### Extracted data entries
-*-*-
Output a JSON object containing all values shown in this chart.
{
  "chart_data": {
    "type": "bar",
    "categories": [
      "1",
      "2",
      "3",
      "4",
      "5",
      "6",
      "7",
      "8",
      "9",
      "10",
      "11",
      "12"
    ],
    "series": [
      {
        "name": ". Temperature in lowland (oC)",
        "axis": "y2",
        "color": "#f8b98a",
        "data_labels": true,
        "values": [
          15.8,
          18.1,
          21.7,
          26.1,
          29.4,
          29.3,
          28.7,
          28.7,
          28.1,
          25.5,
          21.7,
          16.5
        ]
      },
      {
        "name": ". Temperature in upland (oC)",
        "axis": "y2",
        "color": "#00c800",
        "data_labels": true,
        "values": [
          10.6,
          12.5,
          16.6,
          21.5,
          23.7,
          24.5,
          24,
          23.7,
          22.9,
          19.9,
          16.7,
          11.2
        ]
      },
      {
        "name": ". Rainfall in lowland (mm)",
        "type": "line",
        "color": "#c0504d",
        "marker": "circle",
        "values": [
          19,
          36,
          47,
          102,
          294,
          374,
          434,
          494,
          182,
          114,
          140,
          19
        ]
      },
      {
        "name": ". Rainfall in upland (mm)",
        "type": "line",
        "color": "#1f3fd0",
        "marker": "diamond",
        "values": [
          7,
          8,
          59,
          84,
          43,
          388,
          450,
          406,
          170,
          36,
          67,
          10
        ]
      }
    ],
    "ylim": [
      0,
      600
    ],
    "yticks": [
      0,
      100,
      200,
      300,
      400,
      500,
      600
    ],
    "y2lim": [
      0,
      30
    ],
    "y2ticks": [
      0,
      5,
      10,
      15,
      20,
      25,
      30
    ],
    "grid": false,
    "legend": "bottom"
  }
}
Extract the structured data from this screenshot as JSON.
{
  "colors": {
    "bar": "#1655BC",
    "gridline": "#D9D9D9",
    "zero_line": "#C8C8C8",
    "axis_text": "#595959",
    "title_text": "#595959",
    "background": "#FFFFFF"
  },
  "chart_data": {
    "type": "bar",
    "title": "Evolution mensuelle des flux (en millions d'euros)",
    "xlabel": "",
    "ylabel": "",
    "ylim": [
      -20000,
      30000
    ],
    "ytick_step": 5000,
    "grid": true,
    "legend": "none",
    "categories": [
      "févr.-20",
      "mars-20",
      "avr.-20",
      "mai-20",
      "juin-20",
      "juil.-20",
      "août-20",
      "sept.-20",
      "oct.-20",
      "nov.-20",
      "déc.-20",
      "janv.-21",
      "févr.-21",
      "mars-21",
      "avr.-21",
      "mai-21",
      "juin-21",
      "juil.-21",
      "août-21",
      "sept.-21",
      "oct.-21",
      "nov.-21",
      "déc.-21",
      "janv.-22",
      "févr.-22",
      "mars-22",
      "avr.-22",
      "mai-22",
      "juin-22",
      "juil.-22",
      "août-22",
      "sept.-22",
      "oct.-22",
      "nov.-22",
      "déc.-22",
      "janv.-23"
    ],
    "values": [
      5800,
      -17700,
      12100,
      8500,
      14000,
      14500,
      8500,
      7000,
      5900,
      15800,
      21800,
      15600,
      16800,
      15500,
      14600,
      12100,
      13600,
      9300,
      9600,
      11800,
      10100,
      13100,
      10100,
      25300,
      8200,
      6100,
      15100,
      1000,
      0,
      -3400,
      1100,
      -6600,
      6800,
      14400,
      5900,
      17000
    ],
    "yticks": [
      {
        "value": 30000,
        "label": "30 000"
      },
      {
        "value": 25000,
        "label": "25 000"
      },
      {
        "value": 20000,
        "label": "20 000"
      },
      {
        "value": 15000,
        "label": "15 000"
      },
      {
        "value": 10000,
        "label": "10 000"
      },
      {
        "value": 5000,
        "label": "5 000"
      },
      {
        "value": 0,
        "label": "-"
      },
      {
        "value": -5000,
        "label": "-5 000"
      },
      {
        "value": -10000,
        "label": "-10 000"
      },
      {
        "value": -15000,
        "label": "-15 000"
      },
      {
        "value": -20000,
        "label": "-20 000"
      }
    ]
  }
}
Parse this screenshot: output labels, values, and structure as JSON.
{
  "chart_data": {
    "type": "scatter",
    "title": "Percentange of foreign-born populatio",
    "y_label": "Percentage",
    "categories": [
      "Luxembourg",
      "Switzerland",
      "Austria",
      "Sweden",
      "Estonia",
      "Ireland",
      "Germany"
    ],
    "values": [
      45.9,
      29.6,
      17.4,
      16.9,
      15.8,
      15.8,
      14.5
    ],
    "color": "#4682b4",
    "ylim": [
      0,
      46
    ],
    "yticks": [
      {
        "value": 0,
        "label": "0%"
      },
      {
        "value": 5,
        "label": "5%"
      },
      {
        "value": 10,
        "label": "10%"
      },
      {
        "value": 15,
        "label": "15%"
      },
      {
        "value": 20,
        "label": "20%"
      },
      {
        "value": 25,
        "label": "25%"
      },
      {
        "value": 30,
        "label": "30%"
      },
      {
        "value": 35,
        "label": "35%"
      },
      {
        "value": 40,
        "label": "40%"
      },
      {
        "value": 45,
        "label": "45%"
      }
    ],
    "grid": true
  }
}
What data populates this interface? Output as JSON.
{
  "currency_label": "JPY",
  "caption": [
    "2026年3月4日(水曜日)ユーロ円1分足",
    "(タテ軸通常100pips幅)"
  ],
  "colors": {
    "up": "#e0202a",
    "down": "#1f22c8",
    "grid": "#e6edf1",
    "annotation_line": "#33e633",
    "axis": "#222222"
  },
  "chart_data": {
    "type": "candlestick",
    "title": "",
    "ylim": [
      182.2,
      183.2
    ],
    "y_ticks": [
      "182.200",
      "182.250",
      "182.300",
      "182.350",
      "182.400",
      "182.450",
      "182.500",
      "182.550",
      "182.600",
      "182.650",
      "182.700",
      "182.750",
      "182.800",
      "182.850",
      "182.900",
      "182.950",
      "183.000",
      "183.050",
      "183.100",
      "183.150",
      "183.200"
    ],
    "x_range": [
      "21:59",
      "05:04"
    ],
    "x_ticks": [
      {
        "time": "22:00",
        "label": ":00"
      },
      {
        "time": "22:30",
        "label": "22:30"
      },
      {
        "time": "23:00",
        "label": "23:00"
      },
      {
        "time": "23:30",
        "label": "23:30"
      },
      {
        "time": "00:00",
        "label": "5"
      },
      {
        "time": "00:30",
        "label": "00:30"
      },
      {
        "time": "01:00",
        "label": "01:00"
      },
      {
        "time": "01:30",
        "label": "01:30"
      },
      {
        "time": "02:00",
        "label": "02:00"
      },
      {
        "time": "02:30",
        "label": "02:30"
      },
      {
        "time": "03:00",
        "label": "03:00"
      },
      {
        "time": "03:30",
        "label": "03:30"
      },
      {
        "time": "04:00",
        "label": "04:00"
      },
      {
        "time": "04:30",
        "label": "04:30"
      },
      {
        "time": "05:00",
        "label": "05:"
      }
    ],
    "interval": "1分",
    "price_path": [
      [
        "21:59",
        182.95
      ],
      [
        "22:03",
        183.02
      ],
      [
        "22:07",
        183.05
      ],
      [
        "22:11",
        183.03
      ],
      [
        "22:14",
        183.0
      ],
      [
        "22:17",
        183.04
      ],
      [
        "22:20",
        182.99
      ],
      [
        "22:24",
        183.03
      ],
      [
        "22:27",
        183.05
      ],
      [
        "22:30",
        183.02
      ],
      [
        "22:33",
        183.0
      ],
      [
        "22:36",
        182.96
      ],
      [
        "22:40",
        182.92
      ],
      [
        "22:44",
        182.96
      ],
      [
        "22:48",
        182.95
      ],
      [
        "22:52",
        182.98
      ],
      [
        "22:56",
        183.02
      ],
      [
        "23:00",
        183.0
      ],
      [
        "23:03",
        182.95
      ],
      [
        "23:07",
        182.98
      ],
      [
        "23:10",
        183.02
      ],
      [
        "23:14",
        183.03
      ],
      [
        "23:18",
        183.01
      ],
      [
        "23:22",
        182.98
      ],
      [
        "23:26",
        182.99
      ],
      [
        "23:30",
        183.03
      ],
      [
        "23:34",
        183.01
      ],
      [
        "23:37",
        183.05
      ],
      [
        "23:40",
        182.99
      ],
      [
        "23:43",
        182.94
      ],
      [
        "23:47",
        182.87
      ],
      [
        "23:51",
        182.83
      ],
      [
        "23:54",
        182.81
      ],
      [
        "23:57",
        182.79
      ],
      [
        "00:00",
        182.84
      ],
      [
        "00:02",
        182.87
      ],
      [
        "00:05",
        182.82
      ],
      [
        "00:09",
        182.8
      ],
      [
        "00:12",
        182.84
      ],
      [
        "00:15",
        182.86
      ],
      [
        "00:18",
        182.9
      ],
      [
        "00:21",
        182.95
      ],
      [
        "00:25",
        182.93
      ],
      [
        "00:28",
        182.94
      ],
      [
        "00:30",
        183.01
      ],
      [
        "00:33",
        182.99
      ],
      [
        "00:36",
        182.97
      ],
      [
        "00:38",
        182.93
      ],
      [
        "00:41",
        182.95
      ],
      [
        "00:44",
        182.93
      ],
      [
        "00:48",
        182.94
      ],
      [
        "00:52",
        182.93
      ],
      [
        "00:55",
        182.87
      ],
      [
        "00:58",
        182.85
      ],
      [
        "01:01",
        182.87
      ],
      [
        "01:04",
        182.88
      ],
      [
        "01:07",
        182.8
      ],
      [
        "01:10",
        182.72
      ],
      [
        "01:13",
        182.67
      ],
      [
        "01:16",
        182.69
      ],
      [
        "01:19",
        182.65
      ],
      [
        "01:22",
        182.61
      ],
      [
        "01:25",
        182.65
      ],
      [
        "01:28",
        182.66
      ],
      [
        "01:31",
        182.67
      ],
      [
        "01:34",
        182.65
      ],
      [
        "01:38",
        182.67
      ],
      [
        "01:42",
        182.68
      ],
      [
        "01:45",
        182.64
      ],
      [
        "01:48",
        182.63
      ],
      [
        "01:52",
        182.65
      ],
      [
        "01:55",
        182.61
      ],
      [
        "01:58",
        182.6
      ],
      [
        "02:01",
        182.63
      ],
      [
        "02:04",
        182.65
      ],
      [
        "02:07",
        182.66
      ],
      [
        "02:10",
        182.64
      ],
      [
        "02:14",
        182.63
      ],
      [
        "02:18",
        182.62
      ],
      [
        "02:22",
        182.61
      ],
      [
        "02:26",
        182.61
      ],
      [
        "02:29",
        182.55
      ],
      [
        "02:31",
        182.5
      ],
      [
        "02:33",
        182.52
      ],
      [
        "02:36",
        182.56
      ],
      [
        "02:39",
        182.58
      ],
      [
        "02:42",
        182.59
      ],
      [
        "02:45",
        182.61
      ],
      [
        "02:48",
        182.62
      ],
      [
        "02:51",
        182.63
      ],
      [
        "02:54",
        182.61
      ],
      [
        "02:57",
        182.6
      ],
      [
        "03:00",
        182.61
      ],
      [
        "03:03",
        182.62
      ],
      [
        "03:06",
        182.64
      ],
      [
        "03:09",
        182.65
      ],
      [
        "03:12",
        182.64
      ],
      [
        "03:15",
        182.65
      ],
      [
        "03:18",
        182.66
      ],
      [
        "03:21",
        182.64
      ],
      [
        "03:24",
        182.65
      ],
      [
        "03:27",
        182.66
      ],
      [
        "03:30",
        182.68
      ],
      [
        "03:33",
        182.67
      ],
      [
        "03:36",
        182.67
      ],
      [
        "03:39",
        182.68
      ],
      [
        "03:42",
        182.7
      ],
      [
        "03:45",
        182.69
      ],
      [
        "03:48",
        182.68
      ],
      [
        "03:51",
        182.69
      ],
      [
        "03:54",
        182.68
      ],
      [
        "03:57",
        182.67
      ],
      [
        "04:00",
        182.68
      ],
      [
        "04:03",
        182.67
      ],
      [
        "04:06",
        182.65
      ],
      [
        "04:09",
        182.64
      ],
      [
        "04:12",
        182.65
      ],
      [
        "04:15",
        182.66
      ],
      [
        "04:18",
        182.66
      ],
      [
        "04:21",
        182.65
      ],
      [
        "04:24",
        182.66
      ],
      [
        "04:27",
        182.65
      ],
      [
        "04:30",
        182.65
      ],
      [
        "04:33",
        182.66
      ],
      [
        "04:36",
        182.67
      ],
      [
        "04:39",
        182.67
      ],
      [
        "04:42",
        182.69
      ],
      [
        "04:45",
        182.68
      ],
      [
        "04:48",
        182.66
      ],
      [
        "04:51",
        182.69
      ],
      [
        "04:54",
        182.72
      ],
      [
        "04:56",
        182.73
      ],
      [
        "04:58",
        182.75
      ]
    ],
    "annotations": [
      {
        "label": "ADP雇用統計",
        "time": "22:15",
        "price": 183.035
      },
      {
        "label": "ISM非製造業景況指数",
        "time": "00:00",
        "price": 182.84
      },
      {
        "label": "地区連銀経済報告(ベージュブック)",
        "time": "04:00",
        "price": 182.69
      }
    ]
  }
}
-*-*-
### Aim
Tally how many lines of the records hold the word "lowland". Answer with the number only.

### Solution
2